#### TEKS BACAAN
----------------
بِسْمِ اللّٰهِ الرَّحْمٰنِ الرَّحِيْمِ
Catatan, 18 Juli 2025,
Setiap kali membuka mata di pagi hari, Lumira selalu membisikkan satu hal pada diri sendiri: “Hari ini bisa jadi hari terakhirku.” Bukan untuk menakut-nakuti diri, tapi justru untuk menjaga kesadaran agar setiap waktu yang ada bisa dijalani dengan sepenuh hati. Hari ini, kita akan melanjutkan kembali pasal tentang kematian, seperti yang sempat dibahas dalam tadabbur QS Al-An’am ayat 2.
TADABBUR QURAN: AZ ZUMAR 42
Tapi kali ini, sudut pandangnya berbeda—lebih dalam, lebih detail. Dalam QS Az-Zumar, Allah tidak hanya menegaskan bahwa kematian itu pasti, tapi juga membukakan pemahaman tentang dua bentuk kematian: yang besar dan yang kecil. Apa maksudnya? Dan mengapa konsep ini sangat personal dan bermakna bagi Lumira? Yuk, selami lebih jauh. Karena siapa tahu, renungan ini bisa jadi pengingat yang selama ini diam-diam kamu butuhkan.
اَللّٰهُ يَتَوَفَّى الْاَنْفُسَ حِيْنَ مَوْتِهَا وَالَّتِيْ لَمْ تَمُتْ فِيْ مَنَامِهَا ۚ فَيُمْسِكُ الَّتِيْ قَضٰى عَلَيْهَا الْمَوْتَ وَيُرْسِلُ الْاُخْرٰىٓ اِلٰٓى اَجَلٍ مُّسَمًّىۗ اِنَّ فِيْ ذٰلِكَ لَاٰيٰتٍ لِّقَوْمٍ يَّتَفَكَّرُوْنَ“Allah menggenggam nyawa (manusia) pada saat kematiannya dan yang belum mati ketika dia tidur. Dia menahan nyawa yang telah Dia tetapkan kematiannya dan Dia melepaskan nyawa yang lain sampai waktu yang ditentukan. Sesungguhnya pada yang demikian itu benar-benar terdapat bukti-bukti (kekuasaan) Allah bagi kaum yang berpikir.”(QS Az-Zumar: 42)
Ayat ini membuka pintu kontemplasi tentang betapa dekatnya hidup dengan kematian. Allah tidak hanya menggenggam nyawa ketika seseorang meninggal dunia, tapi juga ketika kita tertidur. Dalam tidur, kita sesungguhnya berada di antara dua batas: hidup yang sementara digantung, dan kematian yang bisa saja ditegakkan sewaktu-waktu.
Konteks Turunnya Ayat (Asbāb al‑Nuzūl)
Surah Az‑Zumar ayat 41–42 turun sebagai penghibur dan pengingat di masa Nabi Muhammad dan para sahabat menghadapi tantangan berat. Menurut Ibnu Katsir, ayat ini menegaskan bahwa Rasul hanya bertugas menyampaikan pesan, sedangkan hidayah dan hisab adalah hak Allah semata .
----------------
[Kumpulan data tersimpan]
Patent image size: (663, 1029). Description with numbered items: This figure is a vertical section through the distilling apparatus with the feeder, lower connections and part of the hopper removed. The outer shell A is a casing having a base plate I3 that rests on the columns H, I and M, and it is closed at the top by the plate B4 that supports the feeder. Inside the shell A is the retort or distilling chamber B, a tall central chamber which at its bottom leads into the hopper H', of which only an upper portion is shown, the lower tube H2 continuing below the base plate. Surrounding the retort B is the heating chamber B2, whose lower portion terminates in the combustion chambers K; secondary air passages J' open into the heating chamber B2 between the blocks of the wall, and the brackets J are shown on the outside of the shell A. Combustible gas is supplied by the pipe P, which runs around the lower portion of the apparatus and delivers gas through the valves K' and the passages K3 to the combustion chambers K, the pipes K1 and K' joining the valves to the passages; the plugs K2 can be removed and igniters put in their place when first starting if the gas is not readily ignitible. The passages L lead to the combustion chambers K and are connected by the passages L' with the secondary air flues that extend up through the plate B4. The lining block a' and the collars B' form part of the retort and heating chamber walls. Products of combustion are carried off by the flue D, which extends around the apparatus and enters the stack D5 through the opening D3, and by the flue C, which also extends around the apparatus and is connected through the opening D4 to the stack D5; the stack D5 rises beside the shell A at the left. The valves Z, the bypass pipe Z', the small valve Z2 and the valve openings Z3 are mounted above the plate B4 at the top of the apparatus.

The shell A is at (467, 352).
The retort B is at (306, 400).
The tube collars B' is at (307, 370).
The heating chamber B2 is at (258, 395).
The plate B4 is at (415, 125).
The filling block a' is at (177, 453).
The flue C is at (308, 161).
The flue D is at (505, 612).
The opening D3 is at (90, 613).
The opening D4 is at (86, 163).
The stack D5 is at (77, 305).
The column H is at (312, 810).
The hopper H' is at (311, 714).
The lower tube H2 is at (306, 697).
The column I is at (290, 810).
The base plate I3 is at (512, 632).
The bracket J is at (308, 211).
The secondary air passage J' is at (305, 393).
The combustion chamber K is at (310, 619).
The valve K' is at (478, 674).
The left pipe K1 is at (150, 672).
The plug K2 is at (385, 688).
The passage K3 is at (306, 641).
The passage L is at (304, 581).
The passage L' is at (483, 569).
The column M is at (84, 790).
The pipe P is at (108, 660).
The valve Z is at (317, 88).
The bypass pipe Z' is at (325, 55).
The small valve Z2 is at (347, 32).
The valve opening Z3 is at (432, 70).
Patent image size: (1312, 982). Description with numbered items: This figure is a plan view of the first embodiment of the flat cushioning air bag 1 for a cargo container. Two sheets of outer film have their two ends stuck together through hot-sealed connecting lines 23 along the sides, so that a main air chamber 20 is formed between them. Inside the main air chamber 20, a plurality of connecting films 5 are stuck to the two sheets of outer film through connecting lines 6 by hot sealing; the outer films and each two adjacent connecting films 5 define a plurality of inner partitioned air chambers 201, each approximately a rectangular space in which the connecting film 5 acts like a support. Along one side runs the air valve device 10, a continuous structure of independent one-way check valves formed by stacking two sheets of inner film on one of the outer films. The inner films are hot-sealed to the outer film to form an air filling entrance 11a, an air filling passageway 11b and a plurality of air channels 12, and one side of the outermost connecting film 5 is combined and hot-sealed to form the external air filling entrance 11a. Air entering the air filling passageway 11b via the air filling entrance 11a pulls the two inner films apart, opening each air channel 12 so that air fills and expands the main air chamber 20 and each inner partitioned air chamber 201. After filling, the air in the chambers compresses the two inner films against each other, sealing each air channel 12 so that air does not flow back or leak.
----------------
Tolong tuliskan lanjutan tulisan tadabbur QS Az-Zumar ayat 42, dimulai tepat setelah kalimat terakhirnya. Data tersebut adalah bahan tersendiri, terpisah dari tulisan tadabbur QS Az-Zumar ayat 42.

Meskipun narasi asbāb al-nuzūl untuk ayat ini tidak merinci sosok khusus, al-Qur’an memberi gambaran umumnya: wahyu turun di tengah situasi umat yang diuji oleh kekufuran, kesangsian, dan kesedihan sebagai pengingat bahwa pengelolaan ruh dan takdir hidup telah sepenuhnya di tangan Allah.
Kisah dan Pengaruh Ayat Menurut Tafsir
Menurut Ibnu Katsir (mengutip Hikmat bin Basyir bin Yasin), Allah mengingatkan bahwa al-Qur’an adalah firman kebenaran untuk manusia dan jin, dan setiap orang yang menerima petunjuk akan diuntungkan, sementara yang tersesat hanya merugikan diri sendiri.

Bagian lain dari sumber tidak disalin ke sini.